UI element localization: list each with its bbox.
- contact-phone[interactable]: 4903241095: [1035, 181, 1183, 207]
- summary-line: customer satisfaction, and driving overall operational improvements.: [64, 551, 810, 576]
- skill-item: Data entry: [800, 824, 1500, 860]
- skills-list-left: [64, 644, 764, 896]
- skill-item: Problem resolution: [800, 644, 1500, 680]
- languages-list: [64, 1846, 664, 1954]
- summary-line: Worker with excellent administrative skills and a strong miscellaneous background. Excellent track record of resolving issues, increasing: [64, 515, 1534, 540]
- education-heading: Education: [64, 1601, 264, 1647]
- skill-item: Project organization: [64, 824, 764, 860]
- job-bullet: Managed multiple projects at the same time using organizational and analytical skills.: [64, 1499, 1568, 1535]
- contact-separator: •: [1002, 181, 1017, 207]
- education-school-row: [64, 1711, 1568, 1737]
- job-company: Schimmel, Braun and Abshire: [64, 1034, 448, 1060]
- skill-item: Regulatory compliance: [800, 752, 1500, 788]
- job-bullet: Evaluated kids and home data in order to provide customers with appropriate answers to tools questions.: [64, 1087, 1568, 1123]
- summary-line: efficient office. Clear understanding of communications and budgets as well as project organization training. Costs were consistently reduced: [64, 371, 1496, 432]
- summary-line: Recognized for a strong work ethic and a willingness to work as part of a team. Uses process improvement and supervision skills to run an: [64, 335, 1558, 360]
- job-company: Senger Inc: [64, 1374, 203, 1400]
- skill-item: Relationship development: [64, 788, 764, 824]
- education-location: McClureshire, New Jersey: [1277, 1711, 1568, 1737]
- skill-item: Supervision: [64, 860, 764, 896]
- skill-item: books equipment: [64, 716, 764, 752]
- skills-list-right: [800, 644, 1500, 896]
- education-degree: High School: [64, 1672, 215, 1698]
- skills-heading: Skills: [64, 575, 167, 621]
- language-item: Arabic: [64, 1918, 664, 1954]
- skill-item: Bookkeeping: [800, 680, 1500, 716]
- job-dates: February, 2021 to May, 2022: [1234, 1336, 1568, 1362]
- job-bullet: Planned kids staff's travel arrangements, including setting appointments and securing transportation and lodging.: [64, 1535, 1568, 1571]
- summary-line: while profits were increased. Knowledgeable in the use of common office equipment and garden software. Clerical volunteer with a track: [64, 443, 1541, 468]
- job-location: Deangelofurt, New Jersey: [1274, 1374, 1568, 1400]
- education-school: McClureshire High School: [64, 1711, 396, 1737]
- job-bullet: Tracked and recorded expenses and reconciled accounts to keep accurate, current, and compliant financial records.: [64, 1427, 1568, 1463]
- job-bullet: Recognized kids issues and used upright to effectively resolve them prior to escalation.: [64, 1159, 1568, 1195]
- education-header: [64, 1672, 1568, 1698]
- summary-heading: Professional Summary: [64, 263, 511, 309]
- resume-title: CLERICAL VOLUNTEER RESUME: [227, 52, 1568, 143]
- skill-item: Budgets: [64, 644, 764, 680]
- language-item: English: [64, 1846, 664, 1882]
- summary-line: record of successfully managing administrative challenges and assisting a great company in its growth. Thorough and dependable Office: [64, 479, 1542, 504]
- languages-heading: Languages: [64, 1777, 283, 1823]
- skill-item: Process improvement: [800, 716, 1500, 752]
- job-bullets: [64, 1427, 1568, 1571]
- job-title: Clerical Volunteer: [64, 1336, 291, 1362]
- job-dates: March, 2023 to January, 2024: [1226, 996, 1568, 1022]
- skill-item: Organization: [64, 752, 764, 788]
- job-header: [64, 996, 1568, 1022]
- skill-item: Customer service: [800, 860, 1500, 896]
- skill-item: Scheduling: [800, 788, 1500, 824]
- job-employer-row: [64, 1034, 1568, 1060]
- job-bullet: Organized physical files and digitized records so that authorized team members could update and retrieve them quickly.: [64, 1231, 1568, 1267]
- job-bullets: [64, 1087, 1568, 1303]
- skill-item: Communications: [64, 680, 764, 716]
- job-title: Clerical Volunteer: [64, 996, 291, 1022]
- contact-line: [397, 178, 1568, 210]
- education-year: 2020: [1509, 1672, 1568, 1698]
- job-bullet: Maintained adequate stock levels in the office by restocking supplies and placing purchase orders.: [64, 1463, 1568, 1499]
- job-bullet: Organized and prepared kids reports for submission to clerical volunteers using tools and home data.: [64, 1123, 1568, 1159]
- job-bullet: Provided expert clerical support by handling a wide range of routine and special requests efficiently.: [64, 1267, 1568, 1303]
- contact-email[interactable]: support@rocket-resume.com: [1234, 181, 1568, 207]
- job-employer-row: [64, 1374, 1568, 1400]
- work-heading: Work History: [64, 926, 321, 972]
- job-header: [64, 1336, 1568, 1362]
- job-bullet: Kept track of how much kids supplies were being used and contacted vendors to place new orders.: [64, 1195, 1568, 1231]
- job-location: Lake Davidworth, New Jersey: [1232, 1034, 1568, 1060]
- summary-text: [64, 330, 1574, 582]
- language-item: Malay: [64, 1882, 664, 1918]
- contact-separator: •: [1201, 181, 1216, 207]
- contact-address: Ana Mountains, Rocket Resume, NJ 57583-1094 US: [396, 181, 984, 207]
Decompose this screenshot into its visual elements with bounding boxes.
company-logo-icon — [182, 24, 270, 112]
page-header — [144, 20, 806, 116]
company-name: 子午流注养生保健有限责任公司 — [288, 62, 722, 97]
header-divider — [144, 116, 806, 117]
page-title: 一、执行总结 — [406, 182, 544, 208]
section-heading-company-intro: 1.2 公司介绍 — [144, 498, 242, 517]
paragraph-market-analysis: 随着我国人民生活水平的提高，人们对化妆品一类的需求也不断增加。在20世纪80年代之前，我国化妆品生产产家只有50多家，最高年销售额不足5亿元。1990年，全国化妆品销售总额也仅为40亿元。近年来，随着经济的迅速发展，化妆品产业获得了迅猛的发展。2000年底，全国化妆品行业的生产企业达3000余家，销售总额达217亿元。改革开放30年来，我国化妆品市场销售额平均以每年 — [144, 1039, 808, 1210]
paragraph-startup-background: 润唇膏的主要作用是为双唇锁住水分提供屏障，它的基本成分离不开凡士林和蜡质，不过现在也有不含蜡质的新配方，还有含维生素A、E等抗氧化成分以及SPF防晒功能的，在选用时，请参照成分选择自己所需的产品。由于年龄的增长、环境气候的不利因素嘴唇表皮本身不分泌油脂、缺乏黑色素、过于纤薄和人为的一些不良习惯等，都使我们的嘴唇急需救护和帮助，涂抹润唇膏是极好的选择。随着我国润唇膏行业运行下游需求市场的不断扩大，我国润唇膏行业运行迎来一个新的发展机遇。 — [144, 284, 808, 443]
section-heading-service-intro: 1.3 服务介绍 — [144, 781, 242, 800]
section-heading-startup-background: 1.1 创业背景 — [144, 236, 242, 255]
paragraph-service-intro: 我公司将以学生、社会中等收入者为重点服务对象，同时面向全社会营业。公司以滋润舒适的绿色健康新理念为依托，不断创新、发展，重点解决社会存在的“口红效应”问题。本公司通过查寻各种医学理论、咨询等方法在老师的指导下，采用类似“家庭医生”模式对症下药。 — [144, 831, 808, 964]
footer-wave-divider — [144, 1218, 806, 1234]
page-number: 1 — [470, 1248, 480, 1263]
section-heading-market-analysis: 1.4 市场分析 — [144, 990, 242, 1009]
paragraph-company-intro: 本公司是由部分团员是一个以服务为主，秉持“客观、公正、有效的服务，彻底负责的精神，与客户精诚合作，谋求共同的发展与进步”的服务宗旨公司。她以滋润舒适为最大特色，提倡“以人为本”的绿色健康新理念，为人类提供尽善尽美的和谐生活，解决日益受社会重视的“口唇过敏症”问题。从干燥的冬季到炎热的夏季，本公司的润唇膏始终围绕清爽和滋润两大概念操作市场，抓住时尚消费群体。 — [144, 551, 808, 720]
____
Task objective
Rewrite the records from the start through the line with "- contact-separator: •: [1002, 181, 1017, 207]", inclusive, as a numbered list with no blank lines.

Answer to this exercise
1. UI element localization: list each with its bbox.
2. - contact-phone[interactable]: 4903241095: [1035, 181, 1183, 207]
3. - summary-line: customer satisfaction, and driving overall operational improvements.: [64, 551, 810, 576]
4. - skill-item: Data entry: [800, 824, 1500, 860]
5. - skills-list-left: [64, 644, 764, 896]
6. - skill-item: Problem resolution: [800, 644, 1500, 680]
7. - languages-list: [64, 1846, 664, 1954]
8. - summary-line: Worker with excellent administrative skills and a strong miscellaneous background. Excellent track record of resolving issues, increasing: [64, 515, 1534, 540]
9. - education-heading: Education: [64, 1601, 264, 1647]
10. - skill-item: Project organization: [64, 824, 764, 860]
11. - job-bullet: Managed multiple projects at the same time using organizational and analytical skills.: [64, 1499, 1568, 1535]
12. - contact-separator: •: [1002, 181, 1017, 207]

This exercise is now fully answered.